Exercise brief: Locate the lines of the listing below that hold "megnevezését", then copy each of them.

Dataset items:
******
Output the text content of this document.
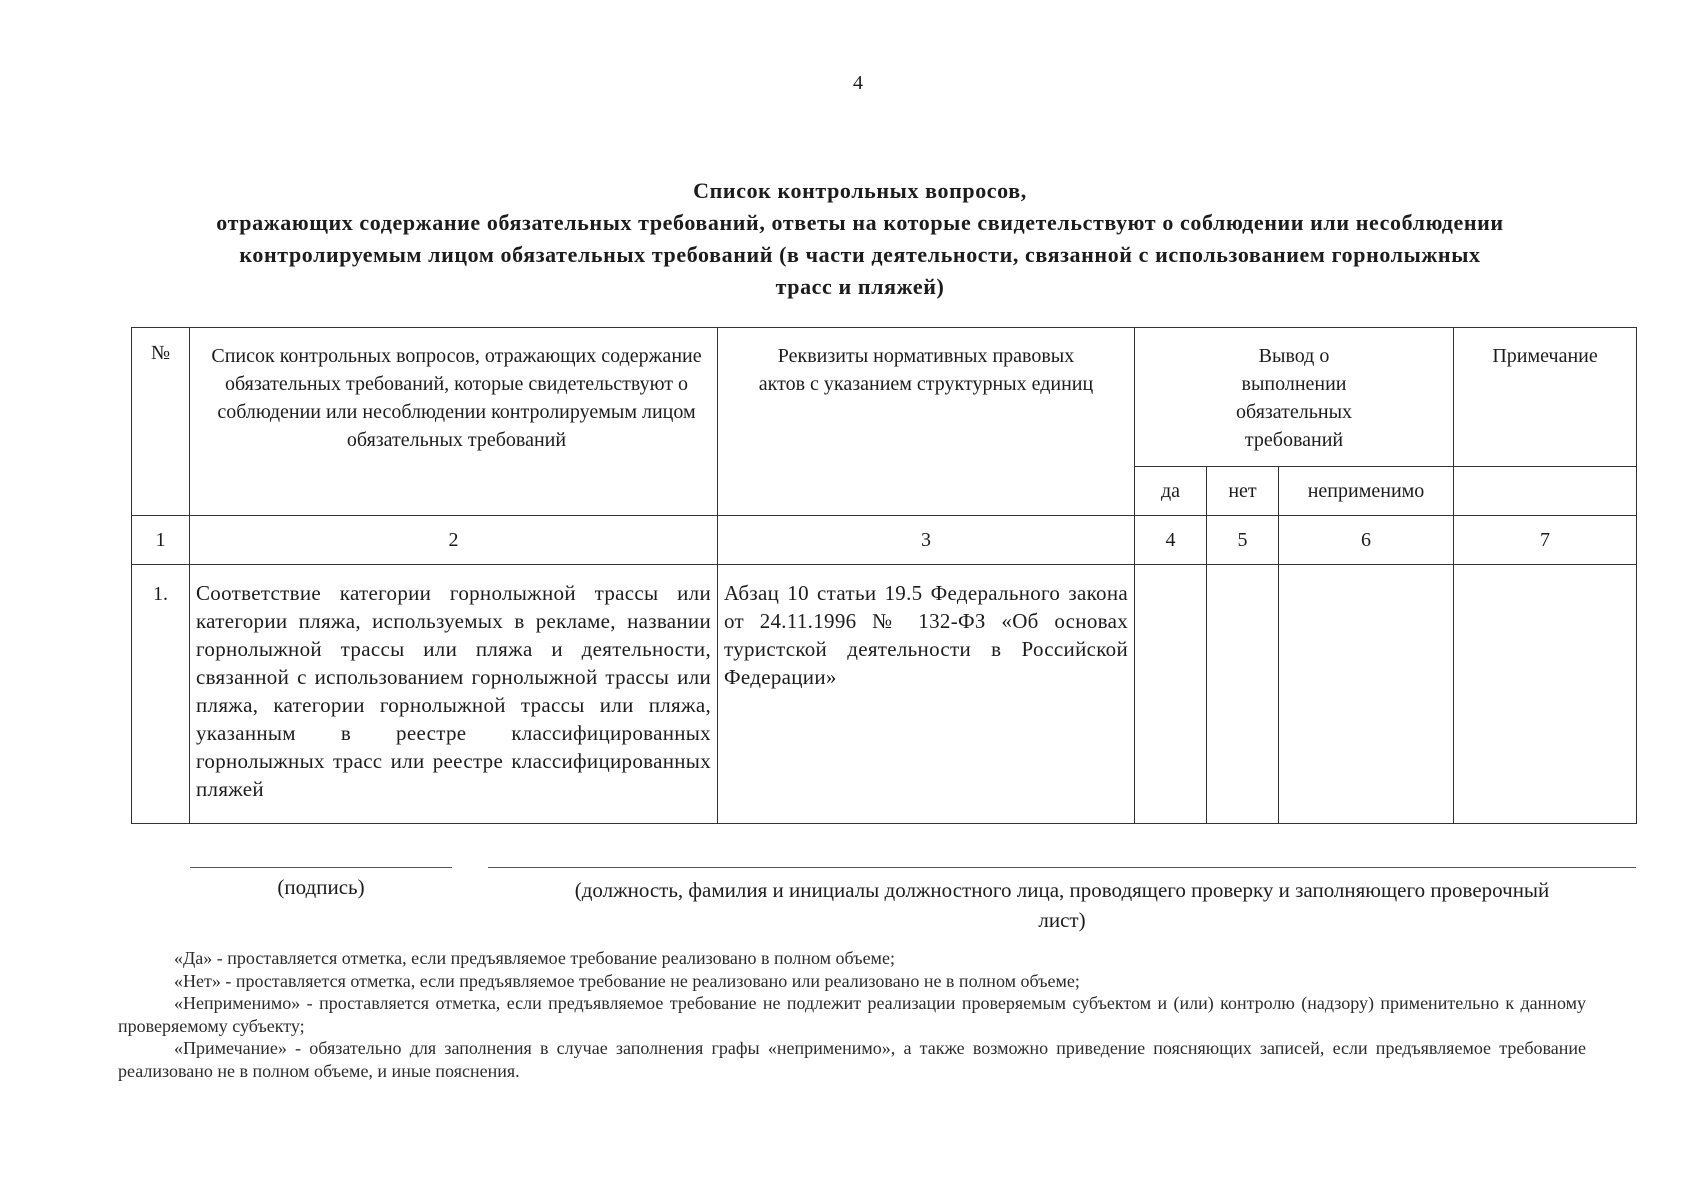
4
Список контрольных вопросов,
отражающих содержание обязательных требований, ответы на которые свидетельствуют о соблюдении или несоблюдении
контролируемым лицом обязательных требований (в части деятельности, связанной с использованием горнолыжных
трасс и пляжей)
№	Список контрольных вопросов, отражающих содержание обязательных требований, которые свидетельствуют о соблюдении или несоблюдении контролируемым лицом обязательных требований	Реквизиты нормативных правовых актов с указанием структурных единиц	Вывод о выполнении обязательных требований			Примечание
			да	нет	неприменимо	
1	2	3	4	5	6	7
1.	Соответствие категории горнолыжной трассы или категории пляжа, используемых в рекламе, названии горнолыжной трассы или пляжа и деятельности, связанной с использованием горнолыжной трассы или пляжа, категории горнолыжной трассы или пляжа, указанным в реестре классифицированных горнолыжных трасс или реестре классифицированных пляжей	Абзац 10 статьи 19.5 Федерального закона от 24.11.1996 № 132-ФЗ «Об основах туристской деятельности в Российской Федерации»				
(подпись)	(должность, фамилия и инициалы должностного лица, проводящего проверку и заполняющего проверочный
лист)

«Да» - проставляется отметка, если предъявляемое требование реализовано в полном объеме;

«Нет» - проставляется отметка, если предъявляемое требование не реализовано или реализовано не в полном объеме;

«Неприменимо» - проставляется отметка, если предъявляемое требование не подлежит реализации проверяемым субъектом и (или) контролю (надзору) применительно к данному проверяемому субъекту;

«Примечание» - обязательно для заполнения в случае заполнения графы «неприменимо», а также возможно приведение поясняющих записей, если предъявляемое требование реализовано не в полном объеме, и иные пояснения.
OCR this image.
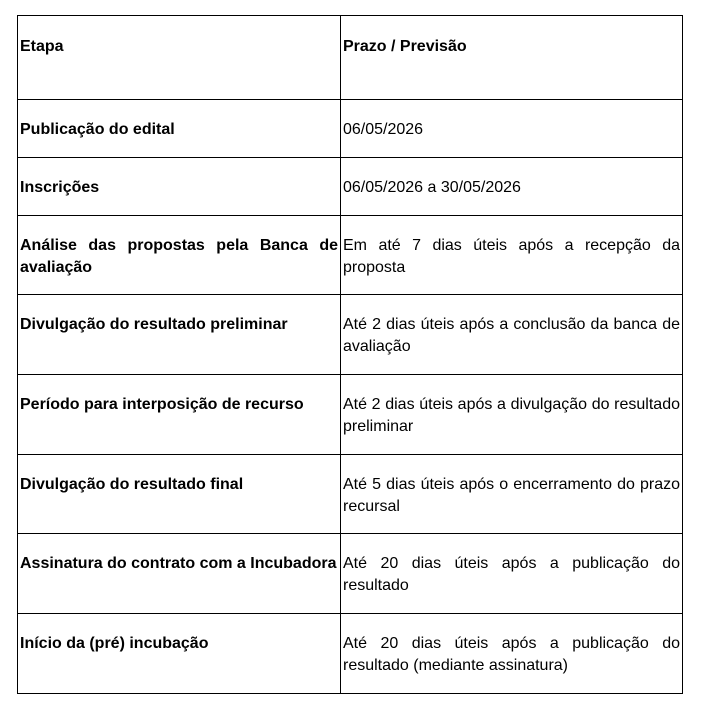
Etapa	Prazo / Previsão

Publicação do edital	06/05/2026

Inscrições	06/05/2026 a 30/05/2026

Análise das propostas pela Banca de avaliação	Em até 7 dias úteis após a recepção da proposta

Divulgação do resultado preliminar	Até 2 dias úteis após a conclusão da banca de avaliação

Período para interposição de recurso	Até 2 dias úteis após a divulgação do resultado preliminar

Divulgação do resultado final	Até 5 dias úteis após o encerramento do prazo recursal

Assinatura do contrato com a Incubadora	Até 20 dias úteis após a publicação do resultado

Início da (pré) incubação	Até 20 dias úteis após a publicação do resultado (mediante assinatura)
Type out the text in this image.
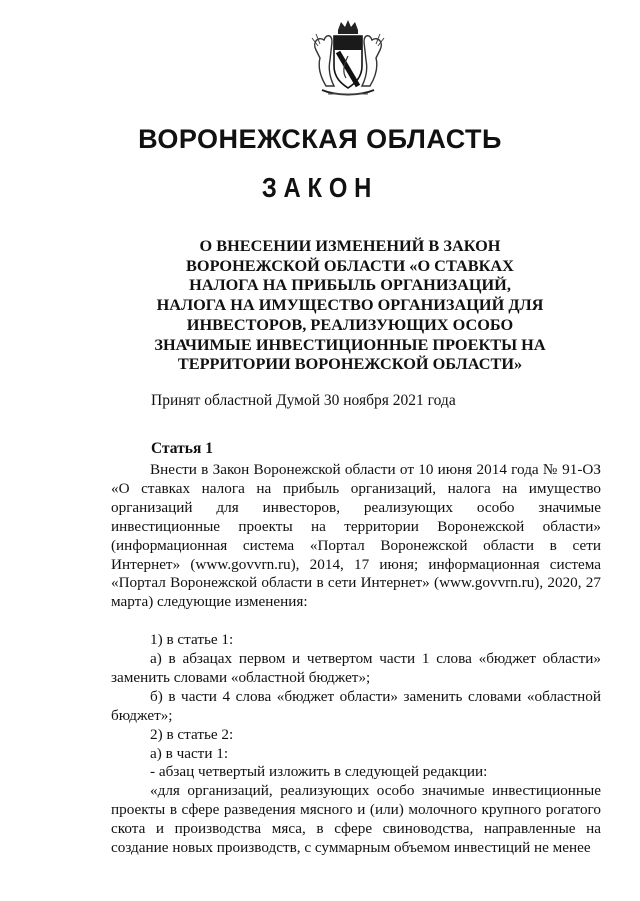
ВОРОНЕЖСКАЯ ОБЛАСТЬ
ЗАКОН
О ВНЕСЕНИИ ИЗМЕНЕНИЙ В ЗАКОН
ВОРОНЕЖСКОЙ ОБЛАСТИ «О СТАВКАХ
НАЛОГА НА ПРИБЫЛЬ ОРГАНИЗАЦИЙ,
НАЛОГА НА ИМУЩЕСТВО ОРГАНИЗАЦИЙ ДЛЯ
ИНВЕСТОРОВ, РЕАЛИЗУЮЩИХ ОСОБО
ЗНАЧИМЫЕ ИНВЕСТИЦИОННЫЕ ПРОЕКТЫ НА
ТЕРРИТОРИИ ВОРОНЕЖСКОЙ ОБЛАСТИ»
Принят областной Думой 30 ноября 2021 года
Статья 1

Внести в Закон Воронежской области от 10 июня 2014 года № 91-ОЗ «О ставках налога на прибыль организаций, налога на имущество организаций для инвесторов, реализующих особо значимые инвестиционные проекты на территории Воронежской области» (информационная система «Портал Воронежской области в сети Интернет» (www.govvrn.ru), 2014, 17 июня; информационная система «Портал Воронежской области в сети Интернет» (www.govvrn.ru), 2020, 27 марта) следующие изменения:

1) в статье 1:

а) в абзацах первом и четвертом части 1 слова «бюджет области» заменить словами «областной бюджет»;

б) в части 4 слова «бюджет области» заменить словами «областной бюджет»;

2) в статье 2:

а) в части 1:

- абзац четвертый изложить в следующей редакции:

«для организаций, реализующих особо значимые инвестиционные проекты в сфере разведения мясного и (или) молочного крупного рогатого скота и производства мяса, в сфере свиноводства, направленные на создание новых производств, с суммарным объемом инвестиций не менее
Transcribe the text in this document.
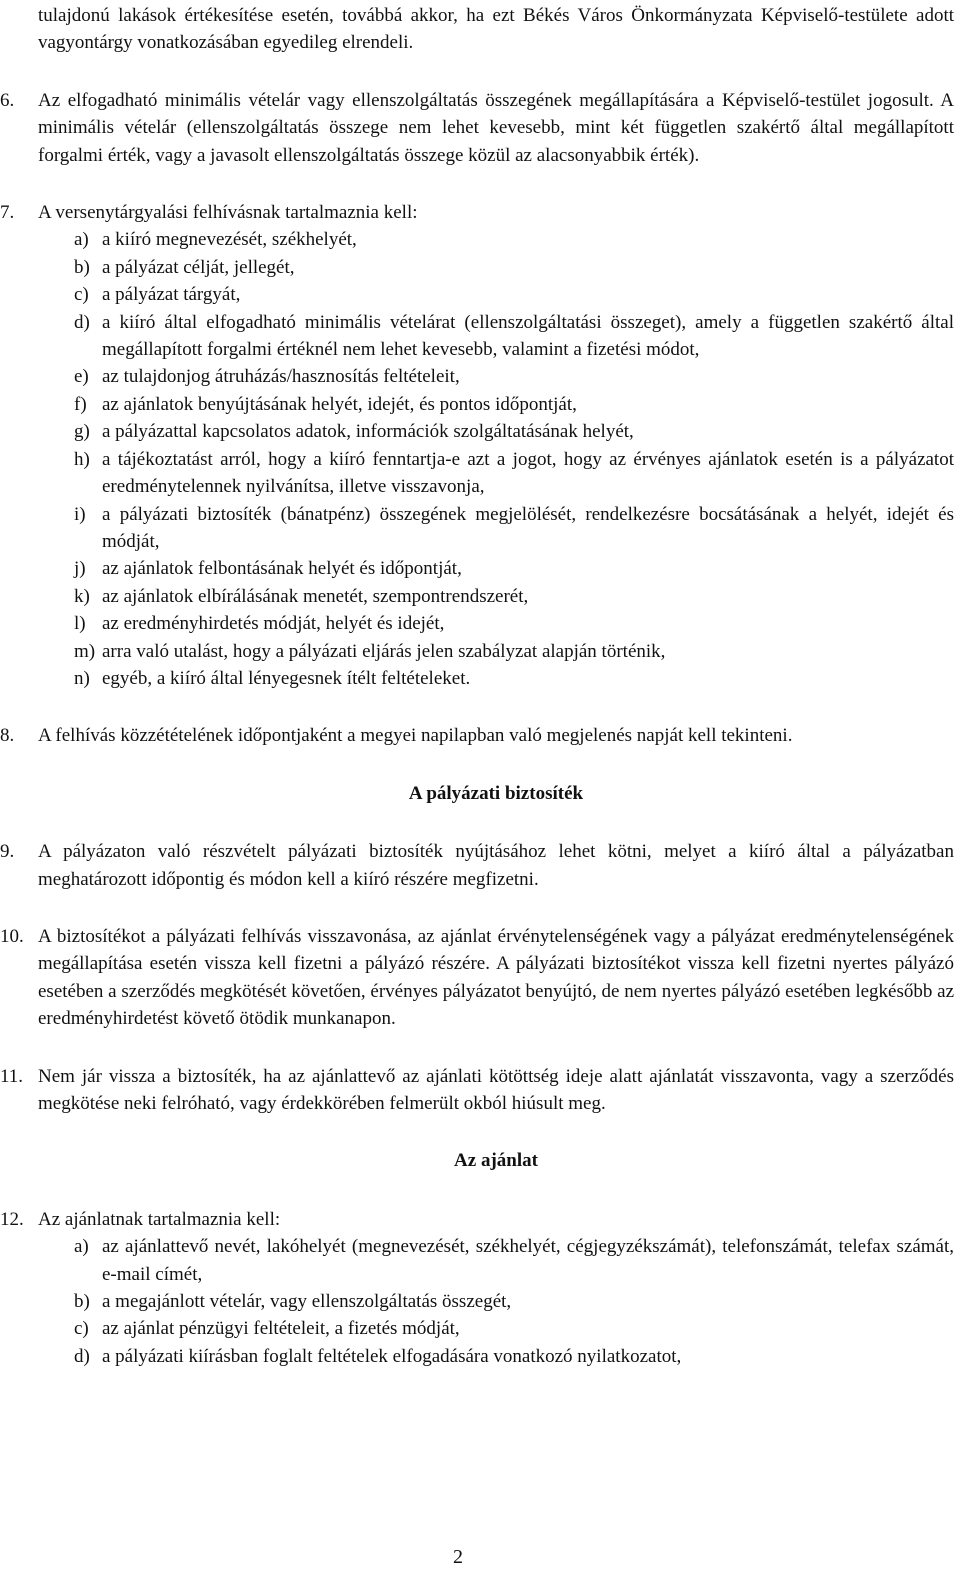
tulajdonú lakások értékesítése esetén, továbbá akkor, ha ezt Békés Város Önkormányzata Képviselő-testülete adott vagyontárgy vonatkozásában egyedileg elrendeli.

6.	Az elfogadható minimális vételár vagy ellenszolgáltatás összegének megállapítására a Képviselő-testület jogosult. A minimális vételár (ellenszolgáltatás összege nem lehet kevesebb, mint két független szakértő által megállapított forgalmi érték, vagy a javasolt ellenszolgáltatás összege közül az alacsonyabbik érték).

7.	A versenytárgyalási felhívásnak tartalmaznia kell:

a) a kiíró megnevezését, székhelyét,
b) a pályázat célját, jellegét,
c) a pályázat tárgyát,
d) a kiíró által elfogadható minimális vételárat (ellenszolgáltatási összeget), amely a független szakértő által megállapított forgalmi értéknél nem lehet kevesebb, valamint a fizetési módot,
e) az tulajdonjog átruházás/hasznosítás feltételeit,
f) az ajánlatok benyújtásának helyét, idejét, és pontos időpontját,
g) a pályázattal kapcsolatos adatok, információk szolgáltatásának helyét,
h) a tájékoztatást arról, hogy a kiíró fenntartja-e azt a jogot, hogy az érvényes ajánlatok esetén is a pályázatot eredménytelennek nyilvánítsa, illetve visszavonja,
i) a pályázati biztosíték (bánatpénz) összegének megjelölését, rendelkezésre bocsátásának a helyét, idejét és módját,
j) az ajánlatok felbontásának helyét és időpontját,
k) az ajánlatok elbírálásának menetét, szempontrendszerét,
l) az eredményhirdetés módját, helyét és idejét,
m) arra való utalást, hogy a pályázati eljárás jelen szabályzat alapján történik,
n) egyéb, a kiíró által lényegesnek ítélt feltételeket.
8.	A felhívás közzétételének időpontjaként a megyei napilapban való megjelenés napját kell tekinteni.

A pályázati biztosíték

9.	A pályázaton való részvételt pályázati biztosíték nyújtásához lehet kötni, melyet a kiíró által a pályázatban meghatározott időpontig és módon kell a kiíró részére megfizetni.

10. A biztosítékot a pályázati felhívás visszavonása, az ajánlat érvénytelenségének vagy a pályázat eredménytelenségének megállapítása esetén vissza kell fizetni a pályázó részére. A pályázati biztosítékot vissza kell fizetni nyertes pályázó esetében a szerződés megkötését követően, érvényes pályázatot benyújtó, de nem nyertes pályázó esetében legkésőbb az eredményhirdetést követő ötödik munkanapon.

11. Nem jár vissza a biztosíték, ha az ajánlattevő az ajánlati kötöttség ideje alatt ajánlatát visszavonta, vagy a szerződés megkötése neki felróható, vagy érdekkörében felmerült okból hiúsult meg.

Az ajánlat

12. Az ajánlatnak tartalmaznia kell:

a) az ajánlattevő nevét, lakóhelyét (megnevezését, székhelyét, cégjegyzékszámát), telefonszámát, telefax számát, e-mail címét,
b) a megajánlott vételár, vagy ellenszolgáltatás összegét,
c) az ajánlat pénzügyi feltételeit, a fizetés módját,
d) a pályázati kiírásban foglalt feltételek elfogadására vonatkozó nyilatkozatot,
2
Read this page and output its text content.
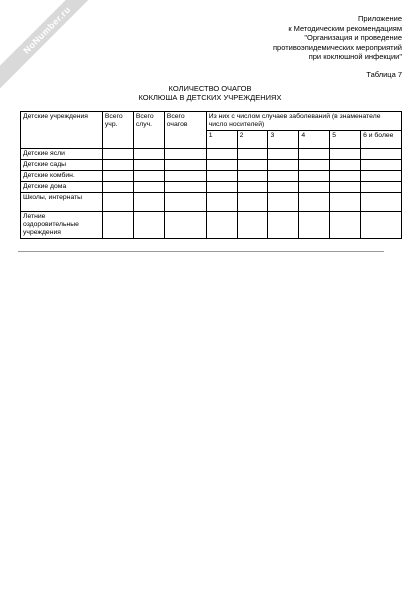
NoNumber.ru	Приложение
к Методическим рекомендациям
"Организация и проведение
противоэпидемических мероприятий
при коклюшной инфекции"
Таблица 7
КОЛИЧЕСТВО ОЧАГОВ
КОКЛЮША В ДЕТСКИХ УЧРЕЖДЕНИЯХ
Детские учреждения	Всего учр.	Всего случ.	Всего очагов	Из них с числом случаев заболеваний (в знаменателе число носителей)					
				1	2	3	4	5	6 и более
Детские ясли									
Детские сады									
Детские комбин.									
Детские дома									
Школы, интернаты									
Летние оздоровительные учреждения									
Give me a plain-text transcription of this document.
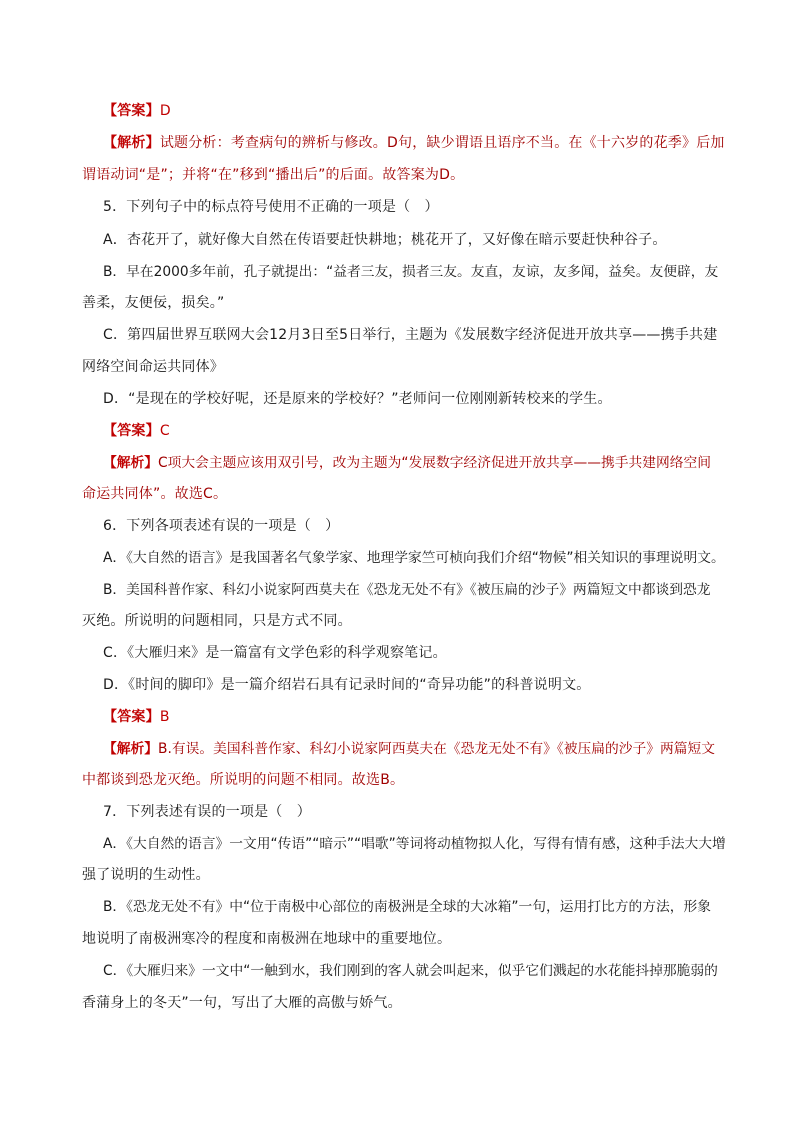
【答案】D
【解析】试题分析：考查病句的辨析与修改。D句，缺少谓语且语序不当。在《十六岁的花季》后加
谓语动词“是”；并将“在”移到“播出后”的后面。故答案为D。
5．下列句子中的标点符号使用不正确的一项是（　）
A．杏花开了，就好像大自然在传语要赶快耕地；桃花开了，又好像在暗示要赶快种谷子。
B．早在2000多年前，孔子就提出：“益者三友，损者三友。友直，友谅，友多闻，益矣。友便辟，友
善柔，友便佞，损矣。”
C．第四届世界互联网大会12月3日至5日举行，主题为《发展数字经济促进开放共享——携手共建
网络空间命运共同体》
D．“是现在的学校好呢，还是原来的学校好？”老师问一位刚刚新转校来的学生。
【答案】C
【解析】C项大会主题应该用双引号，改为主题为“发展数字经济促进开放共享——携手共建网络空间
命运共同体”。故选C。
6．下列各项表述有误的一项是（　）
A．《大自然的语言》是我国著名气象学家、地理学家竺可桢向我们介绍“物候”相关知识的事理说明文。
B．美国科普作家、科幻小说家阿西莫夫在《恐龙无处不有》《被压扁的沙子》两篇短文中都谈到恐龙
灭绝。所说明的问题相同，只是方式不同。
C．《大雁归来》是一篇富有文学色彩的科学观察笔记。
D．《时间的脚印》是一篇介绍岩石具有记录时间的“奇异功能”的科普说明文。
【答案】B
【解析】B.有误。美国科普作家、科幻小说家阿西莫夫在《恐龙无处不有》《被压扁的沙子》两篇短文
中都谈到恐龙灭绝。所说明的问题不相同。故选B。
7．下列表述有误的一项是（　）
A．《大自然的语言》一文用“传语”“暗示”“唱歌”等词将动植物拟人化，写得有情有感，这种手法大大增
强了说明的生动性。
B．《恐龙无处不有》中“位于南极中心部位的南极洲是全球的大冰箱”一句，运用打比方的方法，形象
地说明了南极洲寒冷的程度和南极洲在地球中的重要地位。
C．《大雁归来》一文中“一触到水，我们刚到的客人就会叫起来，似乎它们溅起的水花能抖掉那脆弱的
香蒲身上的冬天”一句，写出了大雁的高傲与娇气。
******
Full output:
a) a kiíró megnevezését, székhelyét,
a) az ajánlattevő nevét, lakóhelyét (megnevezését, székhelyét, cégjegyzékszámát), telefonszámát, telefax számát, e-mail címét,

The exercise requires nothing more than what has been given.